### Problem
Print the entire listing. Each line must match the original exactly.

### Data to process
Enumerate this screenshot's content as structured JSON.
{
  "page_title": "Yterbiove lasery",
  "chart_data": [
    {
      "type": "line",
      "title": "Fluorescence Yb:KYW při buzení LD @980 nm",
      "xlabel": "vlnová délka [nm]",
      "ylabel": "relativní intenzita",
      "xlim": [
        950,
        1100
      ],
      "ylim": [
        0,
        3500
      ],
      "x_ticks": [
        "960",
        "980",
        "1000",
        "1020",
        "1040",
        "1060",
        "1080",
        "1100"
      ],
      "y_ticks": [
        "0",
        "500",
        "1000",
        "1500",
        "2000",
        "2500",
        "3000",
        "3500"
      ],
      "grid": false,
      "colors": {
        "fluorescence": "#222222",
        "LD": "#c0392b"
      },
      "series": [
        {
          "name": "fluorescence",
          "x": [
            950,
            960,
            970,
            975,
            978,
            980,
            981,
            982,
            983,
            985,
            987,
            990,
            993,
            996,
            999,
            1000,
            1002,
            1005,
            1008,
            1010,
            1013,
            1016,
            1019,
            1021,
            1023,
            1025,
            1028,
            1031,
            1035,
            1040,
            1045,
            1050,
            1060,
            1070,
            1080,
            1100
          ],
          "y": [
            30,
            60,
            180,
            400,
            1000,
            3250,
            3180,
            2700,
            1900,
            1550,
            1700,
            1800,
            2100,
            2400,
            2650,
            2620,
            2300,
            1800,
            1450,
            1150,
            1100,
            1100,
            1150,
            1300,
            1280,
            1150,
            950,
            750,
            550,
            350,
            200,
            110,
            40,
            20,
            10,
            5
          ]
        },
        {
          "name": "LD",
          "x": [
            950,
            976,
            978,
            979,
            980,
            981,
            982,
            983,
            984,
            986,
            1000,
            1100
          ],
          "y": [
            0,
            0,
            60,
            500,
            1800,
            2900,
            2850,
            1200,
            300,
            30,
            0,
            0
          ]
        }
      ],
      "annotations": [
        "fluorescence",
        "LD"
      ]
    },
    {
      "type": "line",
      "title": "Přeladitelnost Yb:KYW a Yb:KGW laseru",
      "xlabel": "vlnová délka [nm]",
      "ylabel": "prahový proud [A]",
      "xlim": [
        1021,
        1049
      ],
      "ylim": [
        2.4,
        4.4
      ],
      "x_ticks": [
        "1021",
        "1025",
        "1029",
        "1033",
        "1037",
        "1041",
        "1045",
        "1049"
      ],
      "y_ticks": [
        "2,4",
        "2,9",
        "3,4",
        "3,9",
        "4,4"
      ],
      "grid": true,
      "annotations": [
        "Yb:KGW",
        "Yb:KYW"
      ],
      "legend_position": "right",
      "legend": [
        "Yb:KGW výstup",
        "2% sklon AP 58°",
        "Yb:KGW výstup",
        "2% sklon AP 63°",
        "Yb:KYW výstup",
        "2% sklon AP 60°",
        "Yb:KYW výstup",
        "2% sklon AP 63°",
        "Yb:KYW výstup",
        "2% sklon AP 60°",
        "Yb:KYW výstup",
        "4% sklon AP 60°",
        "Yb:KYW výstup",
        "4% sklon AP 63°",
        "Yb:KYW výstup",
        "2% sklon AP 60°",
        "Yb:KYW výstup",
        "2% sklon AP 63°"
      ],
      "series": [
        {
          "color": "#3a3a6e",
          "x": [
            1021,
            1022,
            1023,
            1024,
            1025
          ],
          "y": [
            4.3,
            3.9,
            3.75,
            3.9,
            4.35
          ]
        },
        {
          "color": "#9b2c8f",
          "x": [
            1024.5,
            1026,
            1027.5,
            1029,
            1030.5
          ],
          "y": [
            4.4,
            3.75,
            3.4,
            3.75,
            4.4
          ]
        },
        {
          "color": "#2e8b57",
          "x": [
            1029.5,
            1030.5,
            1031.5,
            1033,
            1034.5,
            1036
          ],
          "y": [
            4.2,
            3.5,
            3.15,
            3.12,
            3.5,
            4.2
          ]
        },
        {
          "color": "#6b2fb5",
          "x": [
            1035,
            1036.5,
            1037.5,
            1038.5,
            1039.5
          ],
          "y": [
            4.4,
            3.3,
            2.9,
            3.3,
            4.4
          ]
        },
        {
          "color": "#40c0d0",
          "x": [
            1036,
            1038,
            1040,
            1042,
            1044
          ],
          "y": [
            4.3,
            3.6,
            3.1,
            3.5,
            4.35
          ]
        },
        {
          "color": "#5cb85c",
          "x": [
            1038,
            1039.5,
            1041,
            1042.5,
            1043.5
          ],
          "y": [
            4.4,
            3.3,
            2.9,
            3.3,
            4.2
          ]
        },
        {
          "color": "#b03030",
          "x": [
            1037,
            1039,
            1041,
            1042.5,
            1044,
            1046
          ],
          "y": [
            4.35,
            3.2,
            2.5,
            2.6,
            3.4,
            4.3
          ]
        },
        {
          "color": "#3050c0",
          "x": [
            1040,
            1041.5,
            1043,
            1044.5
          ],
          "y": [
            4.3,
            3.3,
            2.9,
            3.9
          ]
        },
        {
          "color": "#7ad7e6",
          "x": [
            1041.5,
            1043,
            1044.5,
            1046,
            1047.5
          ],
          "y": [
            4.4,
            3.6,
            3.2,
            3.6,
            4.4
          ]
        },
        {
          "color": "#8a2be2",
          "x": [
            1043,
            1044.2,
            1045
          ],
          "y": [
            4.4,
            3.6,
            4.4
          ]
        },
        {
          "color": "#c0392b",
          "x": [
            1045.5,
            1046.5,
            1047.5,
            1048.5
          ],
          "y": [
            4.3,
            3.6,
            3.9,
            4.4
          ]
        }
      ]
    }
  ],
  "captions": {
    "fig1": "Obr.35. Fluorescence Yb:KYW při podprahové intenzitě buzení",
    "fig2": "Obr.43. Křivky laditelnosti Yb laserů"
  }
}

### Answer to this exercise
Enumerate this screenshot's content as structured JSON.
{
  "page_title": "Yterbiove lasery",
  "chart_data": [
    {
      "type": "line",
      "title": "Fluorescence Yb:KYW při buzení LD @980 nm",
      "xlabel": "vlnová délka [nm]",
      "ylabel": "relativní intenzita",
      "xlim": [
        950,
        1100
      ],
      "ylim": [
        0,
        3500
      ],
      "x_ticks": [
        "960",
        "980",
        "1000",
        "1020",
        "1040",
        "1060",
        "1080",
        "1100"
      ],
      "y_ticks": [
        "0",
        "500",
        "1000",
        "1500",
        "2000",
        "2500",
        "3000",
        "3500"
      ],
      "grid": false,
      "colors": {
        "fluorescence": "#222222",
        "LD": "#c0392b"
      },
      "series": [
        {
          "name": "fluorescence",
          "x": [
            950,
            960,
            970,
            975,
            978,
            980,
            981,
            982,
            983,
            985,
            987,
            990,
            993,
            996,
            999,
            1000,
            1002,
            1005,
            1008,
            1010,
            1013,
            1016,
            1019,
            1021,
            1023,
            1025,
            1028,
            1031,
            1035,
            1040,
            1045,
            1050,
            1060,
            1070,
            1080,
            1100
          ],
          "y": [
            30,
            60,
            180,
            400,
            1000,
            3250,
            3180,
            2700,
            1900,
            1550,
            1700,
            1800,
            2100,
            2400,
            2650,
            2620,
            2300,
            1800,
            1450,
            1150,
            1100,
            1100,
            1150,
            1300,
            1280,
            1150,
            950,
            750,
            550,
            350,
            200,
            110,
            40,
            20,
            10,
            5
          ]
        },
        {
          "name": "LD",
          "x": [
            950,
            976,
            978,
            979,
            980,
            981,
            982,
            983,
            984,
            986,
            1000,
            1100
          ],
          "y": [
            0,
            0,
            60,
            500,
            1800,
            2900,
            2850,
            1200,
            300,
            30,
            0,
            0
          ]
        }
      ],
      "annotations": [
        "fluorescence",
        "LD"
      ]
    },
    {
      "type": "line",
      "title": "Přeladitelnost Yb:KYW a Yb:KGW laseru",
      "xlabel": "vlnová délka [nm]",
      "ylabel": "prahový proud [A]",
      "xlim": [
        1021,
        1049
      ],
      "ylim": [
        2.4,
        4.4
      ],
      "x_ticks": [
        "1021",
        "1025",
        "1029",
        "1033",
        "1037",
        "1041",
        "1045",
        "1049"
      ],
      "y_ticks": [
        "2,4",
        "2,9",
        "3,4",
        "3,9",
        "4,4"
      ],
      "grid": true,
      "annotations": [
        "Yb:KGW",
        "Yb:KYW"
      ],
      "legend_position": "right",
      "legend": [
        "Yb:KGW výstup",
        "2% sklon AP 58°",
        "Yb:KGW výstup",
        "2% sklon AP 63°",
        "Yb:KYW výstup",
        "2% sklon AP 60°",
        "Yb:KYW výstup",
        "2% sklon AP 63°",
        "Yb:KYW výstup",
        "2% sklon AP 60°",
        "Yb:KYW výstup",
        "4% sklon AP 60°",
        "Yb:KYW výstup",
        "4% sklon AP 63°",
        "Yb:KYW výstup",
        "2% sklon AP 60°",
        "Yb:KYW výstup",
        "2% sklon AP 63°"
      ],
      "series": [
        {
          "color": "#3a3a6e",
          "x": [
            1021,
            1022,
            1023,
            1024,
            1025
          ],
          "y": [
            4.3,
            3.9,
            3.75,
            3.9,
            4.35
          ]
        },
        {
          "color": "#9b2c8f",
          "x": [
            1024.5,
            1026,
            1027.5,
            1029,
            1030.5
          ],
          "y": [
            4.4,
            3.75,
            3.4,
            3.75,
            4.4
          ]
        },
        {
          "color": "#2e8b57",
          "x": [
            1029.5,
            1030.5,
            1031.5,
            1033,
            1034.5,
            1036
          ],
          "y": [
            4.2,
            3.5,
            3.15,
            3.12,
            3.5,
            4.2
          ]
        },
        {
          "color": "#6b2fb5",
          "x": [
            1035,
            1036.5,
            1037.5,
            1038.5,
            1039.5
          ],
          "y": [
            4.4,
            3.3,
            2.9,
            3.3,
            4.4
          ]
        },
        {
          "color": "#40c0d0",
          "x": [
            1036,
            1038,
            1040,
            1042,
            1044
          ],
          "y": [
            4.3,
            3.6,
            3.1,
            3.5,
            4.35
          ]
        },
        {
          "color": "#5cb85c",
          "x": [
            1038,
            1039.5,
            1041,
            1042.5,
            1043.5
          ],
          "y": [
            4.4,
            3.3,
            2.9,
            3.3,
            4.2
          ]
        },
        {
          "color": "#b03030",
          "x": [
            1037,
            1039,
            1041,
            1042.5,
            1044,
            1046
          ],
          "y": [
            4.35,
            3.2,
            2.5,
            2.6,
            3.4,
            4.3
          ]
        },
        {
          "color": "#3050c0",
          "x": [
            1040,
            1041.5,
            1043,
            1044.5
          ],
          "y": [
            4.3,
            3.3,
            2.9,
            3.9
          ]
        },
        {
          "color": "#7ad7e6",
          "x": [
            1041.5,
            1043,
            1044.5,
            1046,
            1047.5
          ],
          "y": [
            4.4,
            3.6,
            3.2,
            3.6,
            4.4
          ]
        },
        {
          "color": "#8a2be2",
          "x": [
            1043,
            1044.2,
            1045
          ],
          "y": [
            4.4,
            3.6,
            4.4
          ]
        },
        {
          "color": "#c0392b",
          "x": [
            1045.5,
            1046.5,
            1047.5,
            1048.5
          ],
          "y": [
            4.3,
            3.6,
            3.9,
            4.4
          ]
        }
      ]
    }
  ],
  "captions": {
    "fig1": "Obr.35. Fluorescence Yb:KYW při podprahové intenzitě buzení",
    "fig2": "Obr.43. Křivky laditelnosti Yb laserů"
  }
}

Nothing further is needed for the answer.